Start of Document segment

I wasn’t quite sure what to expect when I signed up to attend the Southern BBQ Network’s Judges Certification Seminar last Saturday.
The Southern BBQ Network is an organization of Southern barbecue cooks, judges and enthusiasts on a mission to promote the slow-cooked method of barbecuing through competitive events, classes and judge certification. The group is heavily involved in charitable events throughout North Carolina, South Carolina and Georgia.
The class, the first one at the Farmers Market, had about 50 attendees, me included. It was a varied group, men and women, young(ish) and older and quite a few retired military.
Meg Gregory moved to Columbia about six years ago with her husband. Now in her early 70s and already a judge for chili competitions, she signed up so that she could explore more of the small towns in the state. “If I commit to being somewhere, then I have to get out and go,” she said, showing off her list of chili competitions she had judged in the past year.

End of Document segment

:: Stated exercise ::
Answer these questions from the barbecue seminar text:
1. In which three states is the Southern BBQ Network heavily involved in charitable events?
2. About how many attendees did the class have?
3. What type of competitions was Meg Gregory already judging?
The rows that come next are separate material, unrelated to the text.

Start of Data

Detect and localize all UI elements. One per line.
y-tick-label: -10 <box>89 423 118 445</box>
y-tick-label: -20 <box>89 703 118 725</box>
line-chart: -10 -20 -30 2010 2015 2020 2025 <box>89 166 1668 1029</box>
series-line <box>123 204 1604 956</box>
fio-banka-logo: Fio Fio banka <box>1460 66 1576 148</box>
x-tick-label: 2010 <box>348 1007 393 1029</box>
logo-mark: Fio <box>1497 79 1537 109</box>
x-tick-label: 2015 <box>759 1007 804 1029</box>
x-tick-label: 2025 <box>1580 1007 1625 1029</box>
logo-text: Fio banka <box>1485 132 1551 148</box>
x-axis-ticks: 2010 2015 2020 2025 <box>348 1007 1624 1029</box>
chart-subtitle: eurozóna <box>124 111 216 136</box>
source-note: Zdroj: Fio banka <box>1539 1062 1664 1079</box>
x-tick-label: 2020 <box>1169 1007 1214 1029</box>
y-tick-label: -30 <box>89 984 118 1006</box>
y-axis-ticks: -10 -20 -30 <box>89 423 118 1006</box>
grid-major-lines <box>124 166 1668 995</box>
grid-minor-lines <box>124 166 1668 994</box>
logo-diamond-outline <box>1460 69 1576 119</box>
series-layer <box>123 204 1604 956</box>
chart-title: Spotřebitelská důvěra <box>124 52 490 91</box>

End of Data

:: Finished answer ::
1. North Carolina, South Carolina and Georgia
2. About 50
3. Chili competitions